◆ Description of the task ◆
Repeat each line word for word.

[Start of Given records]

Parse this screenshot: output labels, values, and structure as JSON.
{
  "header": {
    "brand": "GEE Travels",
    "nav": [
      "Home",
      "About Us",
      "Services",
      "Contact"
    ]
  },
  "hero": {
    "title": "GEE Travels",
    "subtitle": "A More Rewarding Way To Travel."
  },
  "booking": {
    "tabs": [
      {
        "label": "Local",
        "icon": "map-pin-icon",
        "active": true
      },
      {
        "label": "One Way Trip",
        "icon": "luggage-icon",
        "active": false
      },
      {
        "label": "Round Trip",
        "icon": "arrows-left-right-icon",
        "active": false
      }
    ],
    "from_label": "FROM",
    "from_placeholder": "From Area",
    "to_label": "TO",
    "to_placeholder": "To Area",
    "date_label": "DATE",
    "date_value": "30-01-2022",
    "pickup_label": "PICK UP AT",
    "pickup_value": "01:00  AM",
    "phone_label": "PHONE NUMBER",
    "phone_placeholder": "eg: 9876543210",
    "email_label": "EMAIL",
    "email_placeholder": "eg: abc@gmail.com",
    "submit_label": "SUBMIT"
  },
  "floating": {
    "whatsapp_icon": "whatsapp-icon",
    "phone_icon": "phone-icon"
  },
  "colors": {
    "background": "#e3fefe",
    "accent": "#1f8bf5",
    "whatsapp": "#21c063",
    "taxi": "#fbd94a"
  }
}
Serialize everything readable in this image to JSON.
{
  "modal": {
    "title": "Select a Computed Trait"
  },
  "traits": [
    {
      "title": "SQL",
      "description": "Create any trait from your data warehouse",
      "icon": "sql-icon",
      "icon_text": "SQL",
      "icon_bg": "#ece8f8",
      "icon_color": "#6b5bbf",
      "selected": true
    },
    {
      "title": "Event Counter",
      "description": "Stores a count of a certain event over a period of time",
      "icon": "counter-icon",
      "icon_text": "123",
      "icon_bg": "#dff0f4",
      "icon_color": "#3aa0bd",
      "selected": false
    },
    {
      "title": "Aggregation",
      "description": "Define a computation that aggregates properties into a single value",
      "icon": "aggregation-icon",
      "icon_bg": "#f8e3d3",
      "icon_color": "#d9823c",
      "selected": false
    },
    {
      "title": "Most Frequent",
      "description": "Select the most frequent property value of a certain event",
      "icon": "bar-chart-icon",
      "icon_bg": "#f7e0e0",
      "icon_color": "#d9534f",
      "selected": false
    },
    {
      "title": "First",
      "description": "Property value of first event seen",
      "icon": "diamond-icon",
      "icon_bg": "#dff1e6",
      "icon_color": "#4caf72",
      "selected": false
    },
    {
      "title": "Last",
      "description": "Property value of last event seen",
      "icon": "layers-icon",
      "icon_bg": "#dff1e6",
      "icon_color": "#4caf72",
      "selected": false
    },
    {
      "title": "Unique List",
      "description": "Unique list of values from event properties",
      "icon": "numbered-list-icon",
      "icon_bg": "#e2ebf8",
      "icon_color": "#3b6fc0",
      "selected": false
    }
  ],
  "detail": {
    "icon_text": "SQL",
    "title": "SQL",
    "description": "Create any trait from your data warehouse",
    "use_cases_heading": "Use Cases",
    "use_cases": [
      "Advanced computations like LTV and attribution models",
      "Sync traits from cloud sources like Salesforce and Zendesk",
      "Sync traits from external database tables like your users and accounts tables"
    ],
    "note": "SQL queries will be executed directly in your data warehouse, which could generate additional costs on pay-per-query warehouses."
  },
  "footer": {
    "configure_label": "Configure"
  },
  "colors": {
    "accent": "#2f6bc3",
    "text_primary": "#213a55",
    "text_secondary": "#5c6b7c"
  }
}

[End of Given records]

◆ Response to the task ◆
Parse this screenshot: output labels, values, and structure as JSON.
{
  "header": {
    "brand": "GEE Travels",
    "nav": [
      "Home",
      "About Us",
      "Services",
      "Contact"
    ]
  },
  "hero": {
    "title": "GEE Travels",
    "subtitle": "A More Rewarding Way To Travel."
  },
  "booking": {
    "tabs": [
      {
        "label": "Local",
        "icon": "map-pin-icon",
        "active": true
      },
      {
        "label": "One Way Trip",
        "icon": "luggage-icon",
        "active": false
      },
      {
        "label": "Round Trip",
        "icon": "arrows-left-right-icon",
        "active": false
      }
    ],
    "from_label": "FROM",
    "from_placeholder": "From Area",
    "to_label": "TO",
    "to_placeholder": "To Area",
    "date_label": "DATE",
    "date_value": "30-01-2022",
    "pickup_label": "PICK UP AT",
    "pickup_value": "01:00  AM",
    "phone_label": "PHONE NUMBER",
    "phone_placeholder": "eg: 9876543210",
    "email_label": "EMAIL",
    "email_placeholder": "eg: abc@gmail.com",
    "submit_label": "SUBMIT"
  },
  "floating": {
    "whatsapp_icon": "whatsapp-icon",
    "phone_icon": "phone-icon"
  },
  "colors": {
    "background": "#e3fefe",
    "accent": "#1f8bf5",
    "whatsapp": "#21c063",
    "taxi": "#fbd94a"
  }
}
Serialize everything readable in this image to JSON.
{
  "modal": {
    "title": "Select a Computed Trait"
  },
  "traits": [
    {
      "title": "SQL",
      "description": "Create any trait from your data warehouse",
      "icon": "sql-icon",
      "icon_text": "SQL",
      "icon_bg": "#ece8f8",
      "icon_color": "#6b5bbf",
      "selected": true
    },
    {
      "title": "Event Counter",
      "description": "Stores a count of a certain event over a period of time",
      "icon": "counter-icon",
      "icon_text": "123",
      "icon_bg": "#dff0f4",
      "icon_color": "#3aa0bd",
      "selected": false
    },
    {
      "title": "Aggregation",
      "description": "Define a computation that aggregates properties into a single value",
      "icon": "aggregation-icon",
      "icon_bg": "#f8e3d3",
      "icon_color": "#d9823c",
      "selected": false
    },
    {
      "title": "Most Frequent",
      "description": "Select the most frequent property value of a certain event",
      "icon": "bar-chart-icon",
      "icon_bg": "#f7e0e0",
      "icon_color": "#d9534f",
      "selected": false
    },
    {
      "title": "First",
      "description": "Property value of first event seen",
      "icon": "diamond-icon",
      "icon_bg": "#dff1e6",
      "icon_color": "#4caf72",
      "selected": false
    },
    {
      "title": "Last",
      "description": "Property value of last event seen",
      "icon": "layers-icon",
      "icon_bg": "#dff1e6",
      "icon_color": "#4caf72",
      "selected": false
    },
    {
      "title": "Unique List",
      "description": "Unique list of values from event properties",
      "icon": "numbered-list-icon",
      "icon_bg": "#e2ebf8",
      "icon_color": "#3b6fc0",
      "selected": false
    }
  ],
  "detail": {
    "icon_text": "SQL",
    "title": "SQL",
    "description": "Create any trait from your data warehouse",
    "use_cases_heading": "Use Cases",
    "use_cases": [
      "Advanced computations like LTV and attribution models",
      "Sync traits from cloud sources like Salesforce and Zendesk",
      "Sync traits from external database tables like your users and accounts tables"
    ],
    "note": "SQL queries will be executed directly in your data warehouse, which could generate additional costs on pay-per-query warehouses."
  },
  "footer": {
    "configure_label": "Configure"
  },
  "colors": {
    "accent": "#2f6bc3",
    "text_primary": "#213a55",
    "text_secondary": "#5c6b7c"
  }
}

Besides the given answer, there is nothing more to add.